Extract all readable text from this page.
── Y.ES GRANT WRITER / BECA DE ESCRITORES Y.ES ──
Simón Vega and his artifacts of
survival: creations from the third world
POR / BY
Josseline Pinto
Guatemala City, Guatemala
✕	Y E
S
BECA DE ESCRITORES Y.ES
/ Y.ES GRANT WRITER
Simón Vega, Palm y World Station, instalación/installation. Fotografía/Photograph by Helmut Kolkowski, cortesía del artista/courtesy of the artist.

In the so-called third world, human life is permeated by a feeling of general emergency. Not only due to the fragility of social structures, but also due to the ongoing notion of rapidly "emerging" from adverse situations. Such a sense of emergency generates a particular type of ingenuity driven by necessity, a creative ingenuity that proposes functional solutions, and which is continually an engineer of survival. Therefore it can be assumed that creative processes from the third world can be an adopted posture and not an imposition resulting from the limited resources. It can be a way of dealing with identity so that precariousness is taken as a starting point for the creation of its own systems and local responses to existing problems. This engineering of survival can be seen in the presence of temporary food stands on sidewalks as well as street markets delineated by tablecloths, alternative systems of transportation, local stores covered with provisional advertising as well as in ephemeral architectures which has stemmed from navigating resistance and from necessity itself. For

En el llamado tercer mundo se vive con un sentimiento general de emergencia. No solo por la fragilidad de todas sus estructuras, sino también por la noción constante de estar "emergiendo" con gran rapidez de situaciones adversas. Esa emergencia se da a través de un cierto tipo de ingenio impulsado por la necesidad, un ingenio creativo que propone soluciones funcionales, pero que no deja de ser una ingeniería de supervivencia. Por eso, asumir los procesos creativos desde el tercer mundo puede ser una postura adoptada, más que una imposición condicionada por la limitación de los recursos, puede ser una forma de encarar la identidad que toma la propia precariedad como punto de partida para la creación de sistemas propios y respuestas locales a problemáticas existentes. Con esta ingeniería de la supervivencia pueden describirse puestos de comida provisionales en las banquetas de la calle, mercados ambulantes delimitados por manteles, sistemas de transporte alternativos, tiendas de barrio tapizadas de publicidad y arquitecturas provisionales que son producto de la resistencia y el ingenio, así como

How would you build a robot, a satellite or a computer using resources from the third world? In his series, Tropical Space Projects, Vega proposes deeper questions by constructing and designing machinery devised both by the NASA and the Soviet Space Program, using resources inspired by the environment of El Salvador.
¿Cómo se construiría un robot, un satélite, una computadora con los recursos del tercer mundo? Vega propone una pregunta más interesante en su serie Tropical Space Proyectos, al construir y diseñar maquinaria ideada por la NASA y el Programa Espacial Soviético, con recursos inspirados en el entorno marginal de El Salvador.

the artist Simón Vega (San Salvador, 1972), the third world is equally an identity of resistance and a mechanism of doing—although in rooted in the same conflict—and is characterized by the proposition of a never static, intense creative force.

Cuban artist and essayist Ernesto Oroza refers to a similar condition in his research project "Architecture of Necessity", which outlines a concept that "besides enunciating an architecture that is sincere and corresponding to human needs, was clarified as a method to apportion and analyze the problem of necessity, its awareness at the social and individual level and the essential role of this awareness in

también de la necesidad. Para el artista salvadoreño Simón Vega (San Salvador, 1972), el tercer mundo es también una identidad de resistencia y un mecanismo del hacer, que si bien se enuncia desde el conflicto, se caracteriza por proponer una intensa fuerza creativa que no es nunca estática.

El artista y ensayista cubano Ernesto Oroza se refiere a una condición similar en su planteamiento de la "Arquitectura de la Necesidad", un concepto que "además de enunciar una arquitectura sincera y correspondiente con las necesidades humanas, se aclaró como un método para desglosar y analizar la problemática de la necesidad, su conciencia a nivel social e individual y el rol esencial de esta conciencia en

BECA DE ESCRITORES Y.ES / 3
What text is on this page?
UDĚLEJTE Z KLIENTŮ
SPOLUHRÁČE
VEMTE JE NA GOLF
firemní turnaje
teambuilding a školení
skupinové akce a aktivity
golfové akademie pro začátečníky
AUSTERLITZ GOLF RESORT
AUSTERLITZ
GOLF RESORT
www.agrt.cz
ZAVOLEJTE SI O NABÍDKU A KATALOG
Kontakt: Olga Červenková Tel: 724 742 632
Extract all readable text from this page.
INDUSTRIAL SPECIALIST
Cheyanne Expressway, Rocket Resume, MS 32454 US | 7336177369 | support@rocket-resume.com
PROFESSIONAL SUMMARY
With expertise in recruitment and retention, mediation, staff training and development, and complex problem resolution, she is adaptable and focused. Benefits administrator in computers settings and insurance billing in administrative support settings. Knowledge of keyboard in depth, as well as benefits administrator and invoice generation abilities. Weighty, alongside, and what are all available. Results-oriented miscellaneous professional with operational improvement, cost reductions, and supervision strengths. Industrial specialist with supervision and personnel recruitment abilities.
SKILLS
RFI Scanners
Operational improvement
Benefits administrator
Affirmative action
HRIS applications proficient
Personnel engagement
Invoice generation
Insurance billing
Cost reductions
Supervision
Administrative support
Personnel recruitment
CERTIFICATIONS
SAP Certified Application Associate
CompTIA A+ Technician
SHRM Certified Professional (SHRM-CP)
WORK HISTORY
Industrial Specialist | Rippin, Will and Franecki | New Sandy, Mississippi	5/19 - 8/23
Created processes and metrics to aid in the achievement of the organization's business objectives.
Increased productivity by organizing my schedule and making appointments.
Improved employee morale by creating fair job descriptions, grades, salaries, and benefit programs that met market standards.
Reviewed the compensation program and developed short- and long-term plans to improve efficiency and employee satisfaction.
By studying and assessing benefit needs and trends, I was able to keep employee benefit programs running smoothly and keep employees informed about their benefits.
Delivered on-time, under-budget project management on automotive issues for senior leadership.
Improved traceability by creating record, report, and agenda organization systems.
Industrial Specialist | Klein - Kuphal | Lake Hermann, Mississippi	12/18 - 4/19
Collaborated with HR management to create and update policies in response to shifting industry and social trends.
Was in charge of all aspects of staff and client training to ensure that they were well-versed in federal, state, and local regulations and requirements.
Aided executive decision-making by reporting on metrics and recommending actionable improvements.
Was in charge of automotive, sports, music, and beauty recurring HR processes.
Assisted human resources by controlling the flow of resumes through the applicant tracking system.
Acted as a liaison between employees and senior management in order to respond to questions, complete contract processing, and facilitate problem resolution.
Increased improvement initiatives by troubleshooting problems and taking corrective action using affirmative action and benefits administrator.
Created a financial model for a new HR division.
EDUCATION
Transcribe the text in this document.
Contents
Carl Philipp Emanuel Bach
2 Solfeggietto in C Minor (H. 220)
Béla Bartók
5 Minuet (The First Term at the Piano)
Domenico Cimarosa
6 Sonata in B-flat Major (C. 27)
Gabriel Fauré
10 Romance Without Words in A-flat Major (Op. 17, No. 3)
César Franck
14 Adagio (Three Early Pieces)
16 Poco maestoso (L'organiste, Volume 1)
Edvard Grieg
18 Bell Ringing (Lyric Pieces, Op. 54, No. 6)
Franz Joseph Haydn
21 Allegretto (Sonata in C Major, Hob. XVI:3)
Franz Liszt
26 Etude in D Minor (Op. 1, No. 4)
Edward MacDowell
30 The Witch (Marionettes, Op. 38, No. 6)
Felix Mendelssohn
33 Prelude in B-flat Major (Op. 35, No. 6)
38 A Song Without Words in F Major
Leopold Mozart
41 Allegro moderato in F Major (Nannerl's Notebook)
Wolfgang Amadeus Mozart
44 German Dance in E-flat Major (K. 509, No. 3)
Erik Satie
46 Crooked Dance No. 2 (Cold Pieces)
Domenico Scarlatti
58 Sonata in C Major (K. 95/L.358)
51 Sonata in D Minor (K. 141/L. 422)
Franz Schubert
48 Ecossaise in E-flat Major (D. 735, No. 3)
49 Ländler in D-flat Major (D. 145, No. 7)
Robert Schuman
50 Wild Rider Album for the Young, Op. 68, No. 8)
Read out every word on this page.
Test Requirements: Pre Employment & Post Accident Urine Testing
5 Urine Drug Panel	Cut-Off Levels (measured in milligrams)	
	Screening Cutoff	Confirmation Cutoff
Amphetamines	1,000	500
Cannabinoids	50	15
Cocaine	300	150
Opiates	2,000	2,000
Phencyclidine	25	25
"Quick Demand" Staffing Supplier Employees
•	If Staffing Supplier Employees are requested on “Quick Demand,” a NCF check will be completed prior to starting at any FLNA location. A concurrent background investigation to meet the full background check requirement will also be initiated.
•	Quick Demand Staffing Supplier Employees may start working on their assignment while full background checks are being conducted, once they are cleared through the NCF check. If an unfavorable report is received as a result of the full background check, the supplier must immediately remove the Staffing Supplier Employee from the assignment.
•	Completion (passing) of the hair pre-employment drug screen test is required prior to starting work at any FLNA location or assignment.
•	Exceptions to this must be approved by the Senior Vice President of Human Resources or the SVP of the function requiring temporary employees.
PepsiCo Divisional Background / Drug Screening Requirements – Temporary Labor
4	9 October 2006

————————

The exercise
Return every line containing "RESORT".

In response
AUSTERLITZ GOLF RESORT
GOLF RESORT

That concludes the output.